• [Exercise directions]: If a line in the entries below contains "this", copy it.

• [Extracted records]:
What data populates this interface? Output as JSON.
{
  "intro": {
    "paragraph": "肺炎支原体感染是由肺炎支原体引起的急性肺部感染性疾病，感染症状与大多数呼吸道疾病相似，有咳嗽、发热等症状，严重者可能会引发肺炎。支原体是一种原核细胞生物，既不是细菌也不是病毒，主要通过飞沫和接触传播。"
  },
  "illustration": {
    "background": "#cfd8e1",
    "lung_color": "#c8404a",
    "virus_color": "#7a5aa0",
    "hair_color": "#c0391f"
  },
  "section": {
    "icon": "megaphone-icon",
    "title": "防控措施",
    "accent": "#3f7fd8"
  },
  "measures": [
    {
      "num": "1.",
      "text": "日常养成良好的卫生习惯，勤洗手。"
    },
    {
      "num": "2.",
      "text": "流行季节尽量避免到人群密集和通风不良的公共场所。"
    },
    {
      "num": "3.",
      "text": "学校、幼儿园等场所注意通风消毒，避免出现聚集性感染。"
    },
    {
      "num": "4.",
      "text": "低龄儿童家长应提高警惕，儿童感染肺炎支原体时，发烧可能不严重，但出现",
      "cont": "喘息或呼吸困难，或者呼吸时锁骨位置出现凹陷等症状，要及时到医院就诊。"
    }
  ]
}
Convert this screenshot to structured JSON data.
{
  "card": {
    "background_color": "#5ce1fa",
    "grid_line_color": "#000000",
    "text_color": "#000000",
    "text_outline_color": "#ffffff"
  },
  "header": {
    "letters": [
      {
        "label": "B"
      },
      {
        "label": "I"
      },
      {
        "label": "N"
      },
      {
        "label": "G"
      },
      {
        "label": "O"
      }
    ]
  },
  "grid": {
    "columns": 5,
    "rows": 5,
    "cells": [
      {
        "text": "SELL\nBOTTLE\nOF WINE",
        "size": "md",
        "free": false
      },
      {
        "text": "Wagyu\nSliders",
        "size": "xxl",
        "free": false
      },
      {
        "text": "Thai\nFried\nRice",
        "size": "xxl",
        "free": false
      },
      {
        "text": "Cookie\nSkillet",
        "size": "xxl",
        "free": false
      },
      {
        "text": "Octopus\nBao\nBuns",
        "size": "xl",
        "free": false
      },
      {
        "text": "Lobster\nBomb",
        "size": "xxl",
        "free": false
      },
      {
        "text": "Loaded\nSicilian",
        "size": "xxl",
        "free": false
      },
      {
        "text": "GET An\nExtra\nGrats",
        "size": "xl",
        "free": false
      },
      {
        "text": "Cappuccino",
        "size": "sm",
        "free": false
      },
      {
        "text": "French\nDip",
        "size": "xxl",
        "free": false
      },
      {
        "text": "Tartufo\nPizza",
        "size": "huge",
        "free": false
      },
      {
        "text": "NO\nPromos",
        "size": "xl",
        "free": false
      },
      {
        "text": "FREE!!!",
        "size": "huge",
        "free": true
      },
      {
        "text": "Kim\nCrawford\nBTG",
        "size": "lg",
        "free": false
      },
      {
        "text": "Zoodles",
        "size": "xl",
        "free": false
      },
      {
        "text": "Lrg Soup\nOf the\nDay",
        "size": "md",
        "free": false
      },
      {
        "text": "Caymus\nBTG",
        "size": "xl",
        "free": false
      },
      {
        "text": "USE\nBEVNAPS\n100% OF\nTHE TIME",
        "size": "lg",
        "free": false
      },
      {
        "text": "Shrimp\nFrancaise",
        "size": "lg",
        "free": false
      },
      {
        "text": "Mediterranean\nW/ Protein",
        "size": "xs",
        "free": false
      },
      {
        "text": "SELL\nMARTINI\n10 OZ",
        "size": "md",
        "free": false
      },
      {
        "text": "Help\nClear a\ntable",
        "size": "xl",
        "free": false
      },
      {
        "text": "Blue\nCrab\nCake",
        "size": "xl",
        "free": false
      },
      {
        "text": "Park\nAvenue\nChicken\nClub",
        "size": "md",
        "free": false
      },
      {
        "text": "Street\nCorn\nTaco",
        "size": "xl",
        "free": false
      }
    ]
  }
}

• [Answer section]:
What data populates this interface? Output as JSON.
Convert this screenshot to structured JSON data.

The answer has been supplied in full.